§ **Direction**
Read the listing and extract each line that includes the word "Dorsal".

[begin Material supplied]

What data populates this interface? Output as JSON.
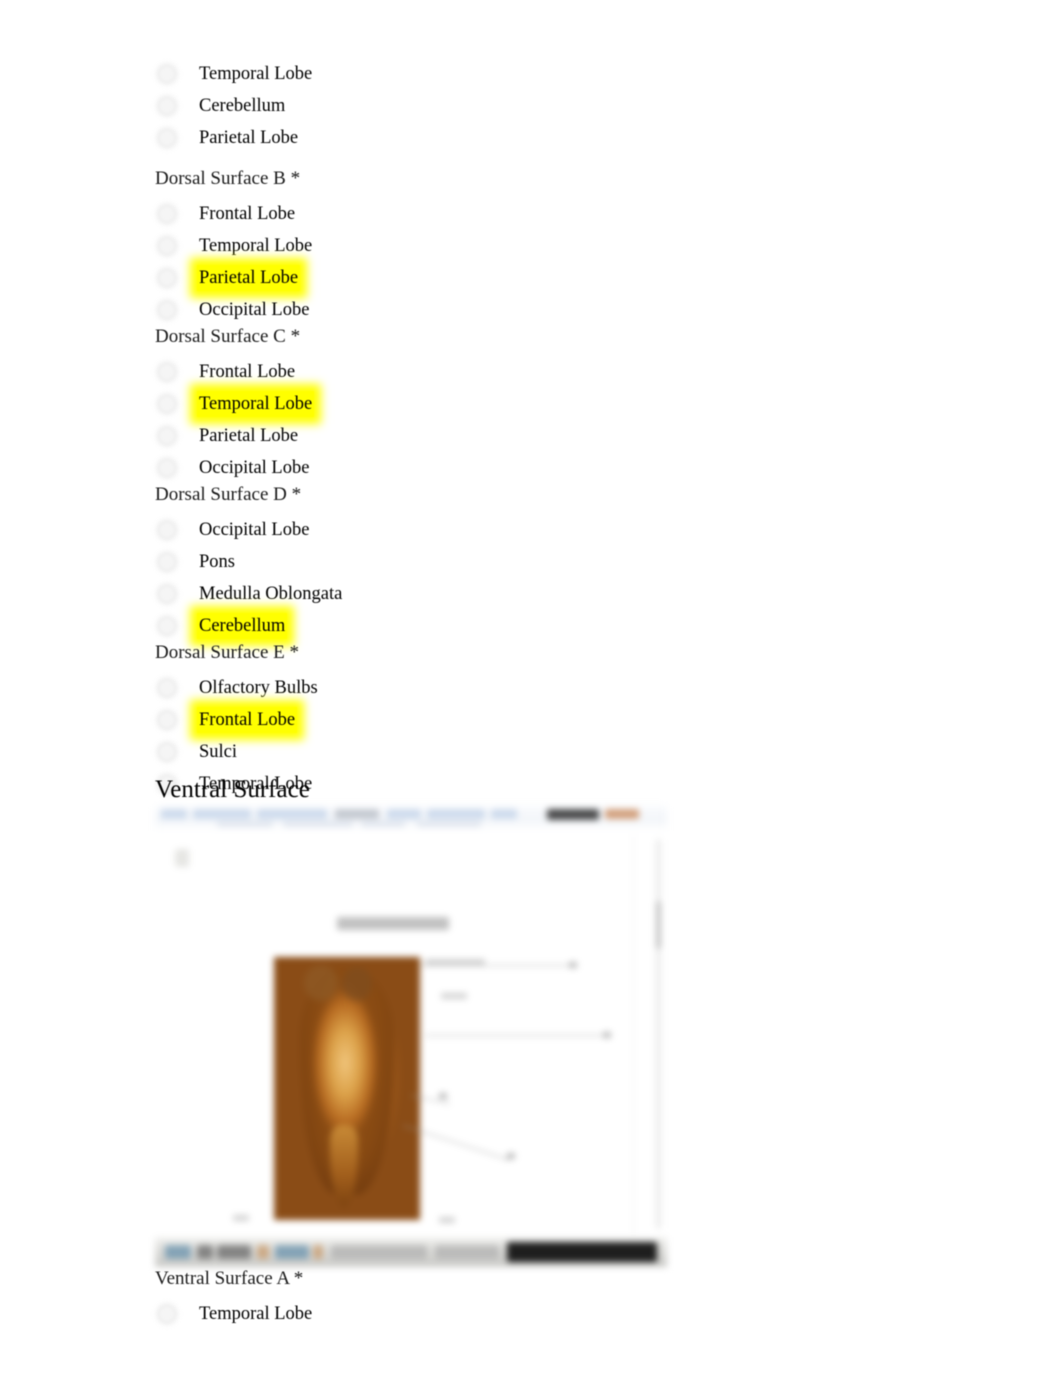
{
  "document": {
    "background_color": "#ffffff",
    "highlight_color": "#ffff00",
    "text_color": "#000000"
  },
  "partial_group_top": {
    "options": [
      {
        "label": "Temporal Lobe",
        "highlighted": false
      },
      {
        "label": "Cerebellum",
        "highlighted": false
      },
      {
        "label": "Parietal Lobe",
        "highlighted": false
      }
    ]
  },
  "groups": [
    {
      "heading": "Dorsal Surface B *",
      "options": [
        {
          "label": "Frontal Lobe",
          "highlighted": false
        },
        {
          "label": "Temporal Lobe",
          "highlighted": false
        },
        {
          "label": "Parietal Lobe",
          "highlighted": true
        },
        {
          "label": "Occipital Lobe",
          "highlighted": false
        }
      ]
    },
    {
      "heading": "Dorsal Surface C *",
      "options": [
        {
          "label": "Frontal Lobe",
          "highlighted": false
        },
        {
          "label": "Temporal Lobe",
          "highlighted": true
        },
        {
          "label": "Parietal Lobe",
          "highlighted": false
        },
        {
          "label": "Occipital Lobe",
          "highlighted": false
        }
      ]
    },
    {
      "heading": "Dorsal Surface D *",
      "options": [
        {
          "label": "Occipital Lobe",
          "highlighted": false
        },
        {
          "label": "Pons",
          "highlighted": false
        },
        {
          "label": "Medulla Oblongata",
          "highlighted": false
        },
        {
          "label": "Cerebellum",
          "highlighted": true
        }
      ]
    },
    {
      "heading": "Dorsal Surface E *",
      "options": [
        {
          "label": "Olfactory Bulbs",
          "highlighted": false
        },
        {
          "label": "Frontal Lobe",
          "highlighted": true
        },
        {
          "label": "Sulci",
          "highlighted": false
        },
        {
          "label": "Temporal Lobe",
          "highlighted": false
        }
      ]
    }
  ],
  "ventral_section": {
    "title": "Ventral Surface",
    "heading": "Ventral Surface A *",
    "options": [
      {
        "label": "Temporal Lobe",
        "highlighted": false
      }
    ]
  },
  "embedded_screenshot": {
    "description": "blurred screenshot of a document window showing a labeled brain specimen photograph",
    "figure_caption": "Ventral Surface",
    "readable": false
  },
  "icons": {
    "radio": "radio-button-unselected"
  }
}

[end Material supplied]

§ **Exercise answer**
      "heading": "Dorsal Surface B *",
      "heading": "Dorsal Surface C *",
      "heading": "Dorsal Surface D *",
      "heading": "Dorsal Surface E *",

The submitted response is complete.